**Directions for this task**
Output the material below in full, exactly as it is.

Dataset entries

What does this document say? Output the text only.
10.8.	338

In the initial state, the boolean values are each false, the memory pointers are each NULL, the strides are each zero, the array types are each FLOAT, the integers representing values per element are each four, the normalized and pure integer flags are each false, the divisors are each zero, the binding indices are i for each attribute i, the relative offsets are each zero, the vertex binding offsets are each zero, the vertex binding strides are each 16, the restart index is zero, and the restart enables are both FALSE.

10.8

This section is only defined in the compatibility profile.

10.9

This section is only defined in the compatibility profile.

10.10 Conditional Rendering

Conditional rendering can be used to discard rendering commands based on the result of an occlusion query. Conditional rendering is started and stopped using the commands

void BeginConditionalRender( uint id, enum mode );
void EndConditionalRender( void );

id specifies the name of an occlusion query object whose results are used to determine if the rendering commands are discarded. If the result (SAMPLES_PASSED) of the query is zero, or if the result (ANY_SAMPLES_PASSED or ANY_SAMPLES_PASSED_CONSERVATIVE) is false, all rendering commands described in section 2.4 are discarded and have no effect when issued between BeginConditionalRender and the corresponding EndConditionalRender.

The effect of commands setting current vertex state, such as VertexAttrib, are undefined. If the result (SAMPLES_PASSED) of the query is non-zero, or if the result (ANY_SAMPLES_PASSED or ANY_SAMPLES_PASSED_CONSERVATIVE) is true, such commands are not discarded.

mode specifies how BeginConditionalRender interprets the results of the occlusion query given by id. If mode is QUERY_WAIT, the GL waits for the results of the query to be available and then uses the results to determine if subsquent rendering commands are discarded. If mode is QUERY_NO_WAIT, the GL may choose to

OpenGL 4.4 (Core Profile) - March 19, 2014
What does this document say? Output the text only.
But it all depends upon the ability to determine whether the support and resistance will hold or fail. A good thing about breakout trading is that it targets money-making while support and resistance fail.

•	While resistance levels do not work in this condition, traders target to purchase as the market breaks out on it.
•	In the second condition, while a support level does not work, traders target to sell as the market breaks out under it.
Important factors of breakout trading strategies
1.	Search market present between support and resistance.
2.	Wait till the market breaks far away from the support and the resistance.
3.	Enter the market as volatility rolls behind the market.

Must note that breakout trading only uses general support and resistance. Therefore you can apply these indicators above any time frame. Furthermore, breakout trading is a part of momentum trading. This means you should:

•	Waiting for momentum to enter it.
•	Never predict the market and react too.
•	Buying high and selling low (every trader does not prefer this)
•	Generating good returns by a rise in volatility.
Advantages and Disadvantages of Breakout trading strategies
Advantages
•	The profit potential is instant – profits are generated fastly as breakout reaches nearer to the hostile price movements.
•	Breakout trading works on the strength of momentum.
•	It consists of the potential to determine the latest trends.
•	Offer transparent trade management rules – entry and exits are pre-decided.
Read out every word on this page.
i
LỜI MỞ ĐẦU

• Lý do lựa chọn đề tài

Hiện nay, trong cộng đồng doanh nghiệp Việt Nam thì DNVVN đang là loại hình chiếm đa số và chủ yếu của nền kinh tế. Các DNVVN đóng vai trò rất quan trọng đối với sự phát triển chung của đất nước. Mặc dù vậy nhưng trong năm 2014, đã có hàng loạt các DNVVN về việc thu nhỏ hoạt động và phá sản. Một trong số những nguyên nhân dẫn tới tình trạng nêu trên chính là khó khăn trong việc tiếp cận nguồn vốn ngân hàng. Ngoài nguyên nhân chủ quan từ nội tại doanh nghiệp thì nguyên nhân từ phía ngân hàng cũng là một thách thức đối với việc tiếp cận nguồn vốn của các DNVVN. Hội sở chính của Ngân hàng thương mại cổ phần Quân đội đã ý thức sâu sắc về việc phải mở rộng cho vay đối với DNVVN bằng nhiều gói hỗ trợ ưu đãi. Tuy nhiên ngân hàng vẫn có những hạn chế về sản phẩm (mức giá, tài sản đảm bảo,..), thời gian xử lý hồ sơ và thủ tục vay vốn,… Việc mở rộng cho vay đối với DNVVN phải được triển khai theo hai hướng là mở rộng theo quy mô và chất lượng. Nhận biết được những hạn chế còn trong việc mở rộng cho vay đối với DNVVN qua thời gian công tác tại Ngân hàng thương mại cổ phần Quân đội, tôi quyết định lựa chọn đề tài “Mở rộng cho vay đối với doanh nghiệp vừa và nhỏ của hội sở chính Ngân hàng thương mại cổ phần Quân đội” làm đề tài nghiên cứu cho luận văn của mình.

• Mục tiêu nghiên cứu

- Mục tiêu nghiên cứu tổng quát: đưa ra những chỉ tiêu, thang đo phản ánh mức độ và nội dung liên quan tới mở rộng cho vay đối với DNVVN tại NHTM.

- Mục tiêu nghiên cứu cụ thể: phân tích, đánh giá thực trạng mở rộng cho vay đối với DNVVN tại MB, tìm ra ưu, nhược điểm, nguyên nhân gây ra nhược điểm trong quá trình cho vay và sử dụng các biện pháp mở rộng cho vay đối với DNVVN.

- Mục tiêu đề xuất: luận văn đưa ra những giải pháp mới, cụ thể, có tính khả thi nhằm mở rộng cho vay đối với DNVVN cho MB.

**Solution below**
What does this document say? Output the text only.
10.8.	338

In the initial state, the boolean values are each false, the memory pointers are each NULL, the strides are each zero, the array types are each FLOAT, the integers representing values per element are each four, the normalized and pure integer flags are each false, the divisors are each zero, the binding indices are i for each attribute i, the relative offsets are each zero, the vertex binding offsets are each zero, the vertex binding strides are each 16, the restart index is zero, and the restart enables are both FALSE.

10.8

This section is only defined in the compatibility profile.

10.9

This section is only defined in the compatibility profile.

10.10 Conditional Rendering

Conditional rendering can be used to discard rendering commands based on the result of an occlusion query. Conditional rendering is started and stopped using the commands

void BeginConditionalRender( uint id, enum mode );
void EndConditionalRender( void );

id specifies the name of an occlusion query object whose results are used to determine if the rendering commands are discarded. If the result (SAMPLES_PASSED) of the query is zero, or if the result (ANY_SAMPLES_PASSED or ANY_SAMPLES_PASSED_CONSERVATIVE) is false, all rendering commands described in section 2.4 are discarded and have no effect when issued between BeginConditionalRender and the corresponding EndConditionalRender.

The effect of commands setting current vertex state, such as VertexAttrib, are undefined. If the result (SAMPLES_PASSED) of the query is non-zero, or if the result (ANY_SAMPLES_PASSED or ANY_SAMPLES_PASSED_CONSERVATIVE) is true, such commands are not discarded.

mode specifies how BeginConditionalRender interprets the results of the occlusion query given by id. If mode is QUERY_WAIT, the GL waits for the results of the query to be available and then uses the results to determine if subsquent rendering commands are discarded. If mode is QUERY_NO_WAIT, the GL may choose to

OpenGL 4.4 (Core Profile) - March 19, 2014
What does this document say? Output the text only.
But it all depends upon the ability to determine whether the support and resistance will hold or fail. A good thing about breakout trading is that it targets money-making while support and resistance fail.

•	While resistance levels do not work in this condition, traders target to purchase as the market breaks out on it.
•	In the second condition, while a support level does not work, traders target to sell as the market breaks out under it.
Important factors of breakout trading strategies
1.	Search market present between support and resistance.
2.	Wait till the market breaks far away from the support and the resistance.
3.	Enter the market as volatility rolls behind the market.

Must note that breakout trading only uses general support and resistance. Therefore you can apply these indicators above any time frame. Furthermore, breakout trading is a part of momentum trading. This means you should:

•	Waiting for momentum to enter it.
•	Never predict the market and react too.
•	Buying high and selling low (every trader does not prefer this)
•	Generating good returns by a rise in volatility.
Advantages and Disadvantages of Breakout trading strategies
Advantages
•	The profit potential is instant – profits are generated fastly as breakout reaches nearer to the hostile price movements.
•	Breakout trading works on the strength of momentum.
•	It consists of the potential to determine the latest trends.
•	Offer transparent trade management rules – entry and exits are pre-decided.
Read out every word on this page.
i
LỜI MỞ ĐẦU

• Lý do lựa chọn đề tài

Hiện nay, trong cộng đồng doanh nghiệp Việt Nam thì DNVVN đang là loại hình chiếm đa số và chủ yếu của nền kinh tế. Các DNVVN đóng vai trò rất quan trọng đối với sự phát triển chung của đất nước. Mặc dù vậy nhưng trong năm 2014, đã có hàng loạt các DNVVN về việc thu nhỏ hoạt động và phá sản. Một trong số những nguyên nhân dẫn tới tình trạng nêu trên chính là khó khăn trong việc tiếp cận nguồn vốn ngân hàng. Ngoài nguyên nhân chủ quan từ nội tại doanh nghiệp thì nguyên nhân từ phía ngân hàng cũng là một thách thức đối với việc tiếp cận nguồn vốn của các DNVVN. Hội sở chính của Ngân hàng thương mại cổ phần Quân đội đã ý thức sâu sắc về việc phải mở rộng cho vay đối với DNVVN bằng nhiều gói hỗ trợ ưu đãi. Tuy nhiên ngân hàng vẫn có những hạn chế về sản phẩm (mức giá, tài sản đảm bảo,..), thời gian xử lý hồ sơ và thủ tục vay vốn,… Việc mở rộng cho vay đối với DNVVN phải được triển khai theo hai hướng là mở rộng theo quy mô và chất lượng. Nhận biết được những hạn chế còn trong việc mở rộng cho vay đối với DNVVN qua thời gian công tác tại Ngân hàng thương mại cổ phần Quân đội, tôi quyết định lựa chọn đề tài “Mở rộng cho vay đối với doanh nghiệp vừa và nhỏ của hội sở chính Ngân hàng thương mại cổ phần Quân đội” làm đề tài nghiên cứu cho luận văn của mình.

• Mục tiêu nghiên cứu

- Mục tiêu nghiên cứu tổng quát: đưa ra những chỉ tiêu, thang đo phản ánh mức độ và nội dung liên quan tới mở rộng cho vay đối với DNVVN tại NHTM.

- Mục tiêu nghiên cứu cụ thể: phân tích, đánh giá thực trạng mở rộng cho vay đối với DNVVN tại MB, tìm ra ưu, nhược điểm, nguyên nhân gây ra nhược điểm trong quá trình cho vay và sử dụng các biện pháp mở rộng cho vay đối với DNVVN.

- Mục tiêu đề xuất: luận văn đưa ra những giải pháp mới, cụ thể, có tính khả thi nhằm mở rộng cho vay đối với DNVVN cho MB.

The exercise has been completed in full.